Data entries:
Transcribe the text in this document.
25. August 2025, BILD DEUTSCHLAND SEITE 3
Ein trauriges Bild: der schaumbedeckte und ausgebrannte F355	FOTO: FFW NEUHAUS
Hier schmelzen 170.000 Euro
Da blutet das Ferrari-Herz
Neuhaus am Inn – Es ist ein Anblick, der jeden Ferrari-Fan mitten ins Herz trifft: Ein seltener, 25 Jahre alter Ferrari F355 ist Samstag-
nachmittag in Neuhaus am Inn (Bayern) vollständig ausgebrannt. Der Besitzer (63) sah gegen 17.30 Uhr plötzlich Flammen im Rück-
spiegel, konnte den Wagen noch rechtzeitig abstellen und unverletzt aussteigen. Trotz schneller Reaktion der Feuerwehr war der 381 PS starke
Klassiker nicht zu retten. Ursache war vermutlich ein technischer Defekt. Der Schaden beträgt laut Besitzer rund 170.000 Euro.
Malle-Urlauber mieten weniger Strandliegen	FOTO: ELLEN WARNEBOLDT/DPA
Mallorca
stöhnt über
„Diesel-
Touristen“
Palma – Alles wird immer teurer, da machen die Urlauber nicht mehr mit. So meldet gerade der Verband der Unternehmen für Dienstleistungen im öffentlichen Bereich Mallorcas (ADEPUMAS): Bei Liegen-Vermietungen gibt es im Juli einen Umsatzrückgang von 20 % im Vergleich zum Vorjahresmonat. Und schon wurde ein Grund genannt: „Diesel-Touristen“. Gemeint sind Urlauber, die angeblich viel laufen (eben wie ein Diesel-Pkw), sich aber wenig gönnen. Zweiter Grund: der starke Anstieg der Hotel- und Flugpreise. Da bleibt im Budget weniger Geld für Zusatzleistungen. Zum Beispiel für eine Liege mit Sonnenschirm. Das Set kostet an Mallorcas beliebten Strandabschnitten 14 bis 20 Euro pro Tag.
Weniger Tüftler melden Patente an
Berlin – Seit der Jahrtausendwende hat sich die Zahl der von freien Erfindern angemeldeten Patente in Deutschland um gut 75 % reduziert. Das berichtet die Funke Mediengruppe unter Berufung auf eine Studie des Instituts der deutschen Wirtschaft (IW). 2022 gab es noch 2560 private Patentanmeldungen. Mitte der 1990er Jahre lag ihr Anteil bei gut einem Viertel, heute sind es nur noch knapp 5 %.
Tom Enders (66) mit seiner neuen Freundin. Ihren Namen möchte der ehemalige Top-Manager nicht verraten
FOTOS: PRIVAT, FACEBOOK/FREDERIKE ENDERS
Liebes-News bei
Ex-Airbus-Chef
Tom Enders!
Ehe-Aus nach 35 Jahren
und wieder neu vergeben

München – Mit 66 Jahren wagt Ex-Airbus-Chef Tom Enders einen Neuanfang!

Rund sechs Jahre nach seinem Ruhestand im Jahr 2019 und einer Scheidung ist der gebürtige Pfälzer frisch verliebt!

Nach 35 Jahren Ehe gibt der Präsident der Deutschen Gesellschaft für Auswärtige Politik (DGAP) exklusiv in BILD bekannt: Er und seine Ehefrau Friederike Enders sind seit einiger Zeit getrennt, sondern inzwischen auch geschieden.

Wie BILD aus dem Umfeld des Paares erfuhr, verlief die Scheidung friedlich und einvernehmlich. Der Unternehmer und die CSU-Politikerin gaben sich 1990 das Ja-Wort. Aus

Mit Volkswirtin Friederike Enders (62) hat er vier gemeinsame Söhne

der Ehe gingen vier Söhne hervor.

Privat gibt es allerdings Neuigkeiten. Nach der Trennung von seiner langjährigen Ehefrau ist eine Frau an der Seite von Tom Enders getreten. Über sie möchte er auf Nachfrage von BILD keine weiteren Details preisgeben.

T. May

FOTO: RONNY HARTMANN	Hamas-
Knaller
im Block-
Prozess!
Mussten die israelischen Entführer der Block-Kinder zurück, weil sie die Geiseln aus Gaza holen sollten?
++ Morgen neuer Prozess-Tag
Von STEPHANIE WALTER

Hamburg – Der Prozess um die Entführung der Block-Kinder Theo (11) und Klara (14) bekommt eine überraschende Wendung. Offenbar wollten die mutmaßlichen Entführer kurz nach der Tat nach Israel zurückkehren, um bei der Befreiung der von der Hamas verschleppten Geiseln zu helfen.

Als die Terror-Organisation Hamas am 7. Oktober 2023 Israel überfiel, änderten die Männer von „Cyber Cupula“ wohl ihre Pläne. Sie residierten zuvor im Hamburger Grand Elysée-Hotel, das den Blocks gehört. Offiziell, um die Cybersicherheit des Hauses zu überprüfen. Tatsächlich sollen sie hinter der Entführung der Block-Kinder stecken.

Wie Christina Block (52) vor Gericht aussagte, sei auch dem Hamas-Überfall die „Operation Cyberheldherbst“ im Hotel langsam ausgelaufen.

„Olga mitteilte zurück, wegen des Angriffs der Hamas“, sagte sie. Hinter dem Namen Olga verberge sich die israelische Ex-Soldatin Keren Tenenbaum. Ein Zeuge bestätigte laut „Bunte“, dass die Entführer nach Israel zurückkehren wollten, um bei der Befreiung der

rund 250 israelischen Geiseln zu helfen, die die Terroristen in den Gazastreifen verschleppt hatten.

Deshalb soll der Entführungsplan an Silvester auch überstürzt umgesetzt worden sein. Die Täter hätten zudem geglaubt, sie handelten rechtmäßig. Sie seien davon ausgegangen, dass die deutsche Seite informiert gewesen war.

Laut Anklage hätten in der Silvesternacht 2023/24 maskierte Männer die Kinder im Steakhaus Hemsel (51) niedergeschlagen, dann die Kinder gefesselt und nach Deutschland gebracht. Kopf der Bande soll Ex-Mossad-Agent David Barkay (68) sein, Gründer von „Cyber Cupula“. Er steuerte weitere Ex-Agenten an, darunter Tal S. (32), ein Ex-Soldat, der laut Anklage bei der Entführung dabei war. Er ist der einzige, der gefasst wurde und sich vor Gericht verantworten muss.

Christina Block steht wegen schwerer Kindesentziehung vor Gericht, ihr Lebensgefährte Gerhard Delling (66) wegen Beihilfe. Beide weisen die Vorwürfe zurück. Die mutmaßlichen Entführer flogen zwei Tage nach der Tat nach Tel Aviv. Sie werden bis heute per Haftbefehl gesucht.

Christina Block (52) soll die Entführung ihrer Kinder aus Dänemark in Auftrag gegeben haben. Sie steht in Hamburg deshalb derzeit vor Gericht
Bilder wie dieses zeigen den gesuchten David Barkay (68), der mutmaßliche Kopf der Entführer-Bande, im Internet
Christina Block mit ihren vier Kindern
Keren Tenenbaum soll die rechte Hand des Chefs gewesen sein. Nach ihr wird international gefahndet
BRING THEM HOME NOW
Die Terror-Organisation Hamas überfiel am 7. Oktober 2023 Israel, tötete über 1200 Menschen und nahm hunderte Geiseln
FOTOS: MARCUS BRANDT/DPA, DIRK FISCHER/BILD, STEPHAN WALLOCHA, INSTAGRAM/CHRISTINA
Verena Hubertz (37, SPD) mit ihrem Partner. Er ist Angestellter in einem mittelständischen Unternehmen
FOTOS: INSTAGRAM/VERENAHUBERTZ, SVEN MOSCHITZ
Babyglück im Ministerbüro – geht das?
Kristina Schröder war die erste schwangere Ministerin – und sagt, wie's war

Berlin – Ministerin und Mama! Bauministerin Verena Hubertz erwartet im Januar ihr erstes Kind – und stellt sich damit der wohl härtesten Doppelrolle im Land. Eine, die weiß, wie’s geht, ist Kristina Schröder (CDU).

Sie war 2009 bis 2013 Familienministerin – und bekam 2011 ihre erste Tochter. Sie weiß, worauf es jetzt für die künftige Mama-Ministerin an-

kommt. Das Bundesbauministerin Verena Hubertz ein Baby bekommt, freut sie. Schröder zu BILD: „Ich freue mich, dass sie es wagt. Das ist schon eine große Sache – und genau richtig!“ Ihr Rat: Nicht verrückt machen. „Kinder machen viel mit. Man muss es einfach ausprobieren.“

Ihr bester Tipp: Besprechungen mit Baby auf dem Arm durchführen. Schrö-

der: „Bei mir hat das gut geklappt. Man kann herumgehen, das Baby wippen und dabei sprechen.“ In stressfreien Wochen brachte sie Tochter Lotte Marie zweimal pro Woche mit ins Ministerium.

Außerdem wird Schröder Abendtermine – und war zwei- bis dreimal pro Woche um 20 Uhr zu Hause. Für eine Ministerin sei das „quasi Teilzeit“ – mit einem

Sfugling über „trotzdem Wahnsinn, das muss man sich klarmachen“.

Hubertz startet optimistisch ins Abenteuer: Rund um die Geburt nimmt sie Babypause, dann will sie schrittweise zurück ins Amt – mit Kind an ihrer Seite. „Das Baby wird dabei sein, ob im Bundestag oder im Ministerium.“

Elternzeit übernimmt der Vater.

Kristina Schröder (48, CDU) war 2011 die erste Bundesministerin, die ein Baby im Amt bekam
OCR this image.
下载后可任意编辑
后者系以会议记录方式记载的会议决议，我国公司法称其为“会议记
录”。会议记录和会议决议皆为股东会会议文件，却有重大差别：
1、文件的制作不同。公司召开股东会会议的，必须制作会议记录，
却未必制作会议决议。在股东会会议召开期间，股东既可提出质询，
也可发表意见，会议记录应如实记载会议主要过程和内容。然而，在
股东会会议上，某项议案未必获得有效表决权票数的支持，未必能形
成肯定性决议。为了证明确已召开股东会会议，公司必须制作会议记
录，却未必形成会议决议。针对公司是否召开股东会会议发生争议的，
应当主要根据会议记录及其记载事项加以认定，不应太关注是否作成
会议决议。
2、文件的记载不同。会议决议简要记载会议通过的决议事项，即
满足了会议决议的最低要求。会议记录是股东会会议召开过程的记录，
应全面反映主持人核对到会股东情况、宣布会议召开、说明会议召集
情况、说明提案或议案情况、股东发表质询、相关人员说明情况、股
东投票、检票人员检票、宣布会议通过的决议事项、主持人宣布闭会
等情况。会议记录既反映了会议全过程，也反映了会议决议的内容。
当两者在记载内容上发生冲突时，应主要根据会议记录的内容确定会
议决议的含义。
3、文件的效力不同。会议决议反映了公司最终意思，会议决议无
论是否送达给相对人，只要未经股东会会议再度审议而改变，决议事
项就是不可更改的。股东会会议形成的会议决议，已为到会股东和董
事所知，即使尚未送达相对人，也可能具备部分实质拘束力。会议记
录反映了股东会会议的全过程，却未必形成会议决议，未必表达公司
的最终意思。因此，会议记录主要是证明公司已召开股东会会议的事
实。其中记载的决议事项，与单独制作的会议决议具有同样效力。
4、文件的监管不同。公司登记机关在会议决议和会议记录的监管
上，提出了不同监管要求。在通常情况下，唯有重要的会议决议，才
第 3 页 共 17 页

Task instructions: Exactly reproduce the lines from the one containing "OCR this image." through the end of the records, and only those lines.

Exercise answer:
OCR this image.
下载后可任意编辑
后者系以会议记录方式记载的会议决议，我国公司法称其为“会议记
录”。会议记录和会议决议皆为股东会会议文件，却有重大差别：
1、文件的制作不同。公司召开股东会会议的，必须制作会议记录，
却未必制作会议决议。在股东会会议召开期间，股东既可提出质询，
也可发表意见，会议记录应如实记载会议主要过程和内容。然而，在
股东会会议上，某项议案未必获得有效表决权票数的支持，未必能形
成肯定性决议。为了证明确已召开股东会会议，公司必须制作会议记
录，却未必形成会议决议。针对公司是否召开股东会会议发生争议的，
应当主要根据会议记录及其记载事项加以认定，不应太关注是否作成
会议决议。
2、文件的记载不同。会议决议简要记载会议通过的决议事项，即
满足了会议决议的最低要求。会议记录是股东会会议召开过程的记录，
应全面反映主持人核对到会股东情况、宣布会议召开、说明会议召集
情况、说明提案或议案情况、股东发表质询、相关人员说明情况、股
东投票、检票人员检票、宣布会议通过的决议事项、主持人宣布闭会
等情况。会议记录既反映了会议全过程，也反映了会议决议的内容。
当两者在记载内容上发生冲突时，应主要根据会议记录的内容确定会
议决议的含义。
3、文件的效力不同。会议决议反映了公司最终意思，会议决议无
论是否送达给相对人，只要未经股东会会议再度审议而改变，决议事
项就是不可更改的。股东会会议形成的会议决议，已为到会股东和董
事所知，即使尚未送达相对人，也可能具备部分实质拘束力。会议记
录反映了股东会会议的全过程，却未必形成会议决议，未必表达公司
的最终意思。因此，会议记录主要是证明公司已召开股东会会议的事
实。其中记载的决议事项，与单独制作的会议决议具有同样效力。
4、文件的监管不同。公司登记机关在会议决议和会议记录的监管
上，提出了不同监管要求。在通常情况下，唯有重要的会议决议，才
第 3 页 共 17 页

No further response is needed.